[START]

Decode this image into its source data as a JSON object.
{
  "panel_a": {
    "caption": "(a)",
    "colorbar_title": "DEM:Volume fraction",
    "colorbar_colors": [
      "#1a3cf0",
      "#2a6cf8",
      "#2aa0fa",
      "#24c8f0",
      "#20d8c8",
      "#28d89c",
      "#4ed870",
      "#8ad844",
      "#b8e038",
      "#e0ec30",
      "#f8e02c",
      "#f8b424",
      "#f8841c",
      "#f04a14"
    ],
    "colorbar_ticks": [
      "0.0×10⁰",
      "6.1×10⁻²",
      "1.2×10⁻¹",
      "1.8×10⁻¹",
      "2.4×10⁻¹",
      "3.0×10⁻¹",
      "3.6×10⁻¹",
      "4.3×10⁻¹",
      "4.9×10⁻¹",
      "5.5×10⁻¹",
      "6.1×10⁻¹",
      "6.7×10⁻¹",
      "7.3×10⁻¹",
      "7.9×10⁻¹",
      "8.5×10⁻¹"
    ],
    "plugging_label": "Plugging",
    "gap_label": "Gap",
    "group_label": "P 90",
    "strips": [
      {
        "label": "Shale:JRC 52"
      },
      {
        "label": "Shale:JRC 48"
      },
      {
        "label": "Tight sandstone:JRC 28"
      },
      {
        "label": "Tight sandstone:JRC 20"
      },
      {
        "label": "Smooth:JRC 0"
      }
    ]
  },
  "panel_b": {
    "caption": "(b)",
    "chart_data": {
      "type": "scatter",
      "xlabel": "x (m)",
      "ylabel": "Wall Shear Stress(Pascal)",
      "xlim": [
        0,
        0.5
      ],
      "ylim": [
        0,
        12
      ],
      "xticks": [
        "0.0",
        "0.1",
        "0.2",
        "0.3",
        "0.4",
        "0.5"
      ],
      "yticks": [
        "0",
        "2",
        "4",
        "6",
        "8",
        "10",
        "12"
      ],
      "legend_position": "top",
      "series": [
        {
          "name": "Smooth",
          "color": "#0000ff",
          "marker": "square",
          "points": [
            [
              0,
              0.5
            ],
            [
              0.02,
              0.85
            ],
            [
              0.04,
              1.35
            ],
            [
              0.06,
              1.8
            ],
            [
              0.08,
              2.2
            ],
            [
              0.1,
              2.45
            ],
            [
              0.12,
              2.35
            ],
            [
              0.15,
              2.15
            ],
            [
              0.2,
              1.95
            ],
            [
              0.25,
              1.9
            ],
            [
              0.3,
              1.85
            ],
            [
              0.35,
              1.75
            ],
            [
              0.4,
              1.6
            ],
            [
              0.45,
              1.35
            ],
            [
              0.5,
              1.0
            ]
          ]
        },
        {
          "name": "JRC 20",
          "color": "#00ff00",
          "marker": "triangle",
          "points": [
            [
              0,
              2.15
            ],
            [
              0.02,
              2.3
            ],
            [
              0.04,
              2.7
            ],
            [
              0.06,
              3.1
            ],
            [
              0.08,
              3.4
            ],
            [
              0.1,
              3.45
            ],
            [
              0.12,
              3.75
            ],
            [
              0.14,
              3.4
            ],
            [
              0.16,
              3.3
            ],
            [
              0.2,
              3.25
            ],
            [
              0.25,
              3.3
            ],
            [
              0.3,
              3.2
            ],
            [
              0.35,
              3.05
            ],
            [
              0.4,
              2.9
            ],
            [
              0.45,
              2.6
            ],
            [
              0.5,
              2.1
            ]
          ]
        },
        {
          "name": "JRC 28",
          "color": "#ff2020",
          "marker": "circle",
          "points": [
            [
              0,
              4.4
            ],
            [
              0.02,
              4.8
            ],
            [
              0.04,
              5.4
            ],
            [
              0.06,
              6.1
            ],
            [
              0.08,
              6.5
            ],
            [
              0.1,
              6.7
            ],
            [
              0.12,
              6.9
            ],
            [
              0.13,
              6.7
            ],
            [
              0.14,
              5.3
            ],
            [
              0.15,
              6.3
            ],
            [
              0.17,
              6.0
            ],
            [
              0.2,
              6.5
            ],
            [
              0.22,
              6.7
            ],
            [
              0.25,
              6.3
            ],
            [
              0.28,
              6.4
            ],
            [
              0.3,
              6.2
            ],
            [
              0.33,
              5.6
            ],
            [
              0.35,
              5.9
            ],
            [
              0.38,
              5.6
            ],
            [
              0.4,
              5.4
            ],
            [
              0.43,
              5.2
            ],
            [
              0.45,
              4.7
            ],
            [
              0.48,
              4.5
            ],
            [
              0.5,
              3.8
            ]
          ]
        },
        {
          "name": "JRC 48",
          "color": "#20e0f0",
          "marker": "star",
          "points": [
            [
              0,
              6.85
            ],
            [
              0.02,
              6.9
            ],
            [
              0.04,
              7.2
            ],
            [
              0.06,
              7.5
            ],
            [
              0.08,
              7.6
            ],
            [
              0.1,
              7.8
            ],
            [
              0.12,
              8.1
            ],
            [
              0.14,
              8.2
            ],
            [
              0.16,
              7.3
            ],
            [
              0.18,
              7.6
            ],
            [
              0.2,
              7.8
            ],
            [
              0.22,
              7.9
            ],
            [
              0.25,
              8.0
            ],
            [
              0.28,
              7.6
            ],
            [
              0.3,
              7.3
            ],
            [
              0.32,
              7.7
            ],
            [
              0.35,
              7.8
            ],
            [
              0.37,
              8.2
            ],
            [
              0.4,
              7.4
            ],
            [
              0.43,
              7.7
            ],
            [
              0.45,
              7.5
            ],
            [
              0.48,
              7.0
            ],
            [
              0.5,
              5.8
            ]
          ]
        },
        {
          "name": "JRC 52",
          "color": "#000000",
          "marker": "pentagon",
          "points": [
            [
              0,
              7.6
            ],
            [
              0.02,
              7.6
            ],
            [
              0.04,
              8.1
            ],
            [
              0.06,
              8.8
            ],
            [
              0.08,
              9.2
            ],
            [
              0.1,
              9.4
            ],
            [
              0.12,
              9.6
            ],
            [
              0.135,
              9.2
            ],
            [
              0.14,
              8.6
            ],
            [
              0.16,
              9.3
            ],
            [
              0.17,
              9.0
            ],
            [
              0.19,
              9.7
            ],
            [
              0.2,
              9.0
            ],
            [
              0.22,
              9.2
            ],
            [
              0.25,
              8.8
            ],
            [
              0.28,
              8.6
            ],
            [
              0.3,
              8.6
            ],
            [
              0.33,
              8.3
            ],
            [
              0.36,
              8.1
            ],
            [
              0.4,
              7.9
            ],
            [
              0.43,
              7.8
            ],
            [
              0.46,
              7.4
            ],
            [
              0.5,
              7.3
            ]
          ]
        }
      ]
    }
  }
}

[END]

= Work required =
Transcribe the material exactly as it reads.

= Output of the task =
Decode this image into its source data as a JSON object.
{
  "panel_a": {
    "caption": "(a)",
    "colorbar_title": "DEM:Volume fraction",
    "colorbar_colors": [
      "#1a3cf0",
      "#2a6cf8",
      "#2aa0fa",
      "#24c8f0",
      "#20d8c8",
      "#28d89c",
      "#4ed870",
      "#8ad844",
      "#b8e038",
      "#e0ec30",
      "#f8e02c",
      "#f8b424",
      "#f8841c",
      "#f04a14"
    ],
    "colorbar_ticks": [
      "0.0×10⁰",
      "6.1×10⁻²",
      "1.2×10⁻¹",
      "1.8×10⁻¹",
      "2.4×10⁻¹",
      "3.0×10⁻¹",
      "3.6×10⁻¹",
      "4.3×10⁻¹",
      "4.9×10⁻¹",
      "5.5×10⁻¹",
      "6.1×10⁻¹",
      "6.7×10⁻¹",
      "7.3×10⁻¹",
      "7.9×10⁻¹",
      "8.5×10⁻¹"
    ],
    "plugging_label": "Plugging",
    "gap_label": "Gap",
    "group_label": "P 90",
    "strips": [
      {
        "label": "Shale:JRC 52"
      },
      {
        "label": "Shale:JRC 48"
      },
      {
        "label": "Tight sandstone:JRC 28"
      },
      {
        "label": "Tight sandstone:JRC 20"
      },
      {
        "label": "Smooth:JRC 0"
      }
    ]
  },
  "panel_b": {
    "caption": "(b)",
    "chart_data": {
      "type": "scatter",
      "xlabel": "x (m)",
      "ylabel": "Wall Shear Stress(Pascal)",
      "xlim": [
        0,
        0.5
      ],
      "ylim": [
        0,
        12
      ],
      "xticks": [
        "0.0",
        "0.1",
        "0.2",
        "0.3",
        "0.4",
        "0.5"
      ],
      "yticks": [
        "0",
        "2",
        "4",
        "6",
        "8",
        "10",
        "12"
      ],
      "legend_position": "top",
      "series": [
        {
          "name": "Smooth",
          "color": "#0000ff",
          "marker": "square",
          "points": [
            [
              0,
              0.5
            ],
            [
              0.02,
              0.85
            ],
            [
              0.04,
              1.35
            ],
            [
              0.06,
              1.8
            ],
            [
              0.08,
              2.2
            ],
            [
              0.1,
              2.45
            ],
            [
              0.12,
              2.35
            ],
            [
              0.15,
              2.15
            ],
            [
              0.2,
              1.95
            ],
            [
              0.25,
              1.9
            ],
            [
              0.3,
              1.85
            ],
            [
              0.35,
              1.75
            ],
            [
              0.4,
              1.6
            ],
            [
              0.45,
              1.35
            ],
            [
              0.5,
              1.0
            ]
          ]
        },
        {
          "name": "JRC 20",
          "color": "#00ff00",
          "marker": "triangle",
          "points": [
            [
              0,
              2.15
            ],
            [
              0.02,
              2.3
            ],
            [
              0.04,
              2.7
            ],
            [
              0.06,
              3.1
            ],
            [
              0.08,
              3.4
            ],
            [
              0.1,
              3.45
            ],
            [
              0.12,
              3.75
            ],
            [
              0.14,
              3.4
            ],
            [
              0.16,
              3.3
            ],
            [
              0.2,
              3.25
            ],
            [
              0.25,
              3.3
            ],
            [
              0.3,
              3.2
            ],
            [
              0.35,
              3.05
            ],
            [
              0.4,
              2.9
            ],
            [
              0.45,
              2.6
            ],
            [
              0.5,
              2.1
            ]
          ]
        },
        {
          "name": "JRC 28",
          "color": "#ff2020",
          "marker": "circle",
          "points": [
            [
              0,
              4.4
            ],
            [
              0.02,
              4.8
            ],
            [
              0.04,
              5.4
            ],
            [
              0.06,
              6.1
            ],
            [
              0.08,
              6.5
            ],
            [
              0.1,
              6.7
            ],
            [
              0.12,
              6.9
            ],
            [
              0.13,
              6.7
            ],
            [
              0.14,
              5.3
            ],
            [
              0.15,
              6.3
            ],
            [
              0.17,
              6.0
            ],
            [
              0.2,
              6.5
            ],
            [
              0.22,
              6.7
            ],
            [
              0.25,
              6.3
            ],
            [
              0.28,
              6.4
            ],
            [
              0.3,
              6.2
            ],
            [
              0.33,
              5.6
            ],
            [
              0.35,
              5.9
            ],
            [
              0.38,
              5.6
            ],
            [
              0.4,
              5.4
            ],
            [
              0.43,
              5.2
            ],
            [
              0.45,
              4.7
            ],
            [
              0.48,
              4.5
            ],
            [
              0.5,
              3.8
            ]
          ]
        },
        {
          "name": "JRC 48",
          "color": "#20e0f0",
          "marker": "star",
          "points": [
            [
              0,
              6.85
            ],
            [
              0.02,
              6.9
            ],
            [
              0.04,
              7.2
            ],
            [
              0.06,
              7.5
            ],
            [
              0.08,
              7.6
            ],
            [
              0.1,
              7.8
            ],
            [
              0.12,
              8.1
            ],
            [
              0.14,
              8.2
            ],
            [
              0.16,
              7.3
            ],
            [
              0.18,
              7.6
            ],
            [
              0.2,
              7.8
            ],
            [
              0.22,
              7.9
            ],
            [
              0.25,
              8.0
            ],
            [
              0.28,
              7.6
            ],
            [
              0.3,
              7.3
            ],
            [
              0.32,
              7.7
            ],
            [
              0.35,
              7.8
            ],
            [
              0.37,
              8.2
            ],
            [
              0.4,
              7.4
            ],
            [
              0.43,
              7.7
            ],
            [
              0.45,
              7.5
            ],
            [
              0.48,
              7.0
            ],
            [
              0.5,
              5.8
            ]
          ]
        },
        {
          "name": "JRC 52",
          "color": "#000000",
          "marker": "pentagon",
          "points": [
            [
              0,
              7.6
            ],
            [
              0.02,
              7.6
            ],
            [
              0.04,
              8.1
            ],
            [
              0.06,
              8.8
            ],
            [
              0.08,
              9.2
            ],
            [
              0.1,
              9.4
            ],
            [
              0.12,
              9.6
            ],
            [
              0.135,
              9.2
            ],
            [
              0.14,
              8.6
            ],
            [
              0.16,
              9.3
            ],
            [
              0.17,
              9.0
            ],
            [
              0.19,
              9.7
            ],
            [
              0.2,
              9.0
            ],
            [
              0.22,
              9.2
            ],
            [
              0.25,
              8.8
            ],
            [
              0.28,
              8.6
            ],
            [
              0.3,
              8.6
            ],
            [
              0.33,
              8.3
            ],
            [
              0.36,
              8.1
            ],
            [
              0.4,
              7.9
            ],
            [
              0.43,
              7.8
            ],
            [
              0.46,
              7.4
            ],
            [
              0.5,
              7.3
            ]
          ]
        }
      ]
    }
  }
}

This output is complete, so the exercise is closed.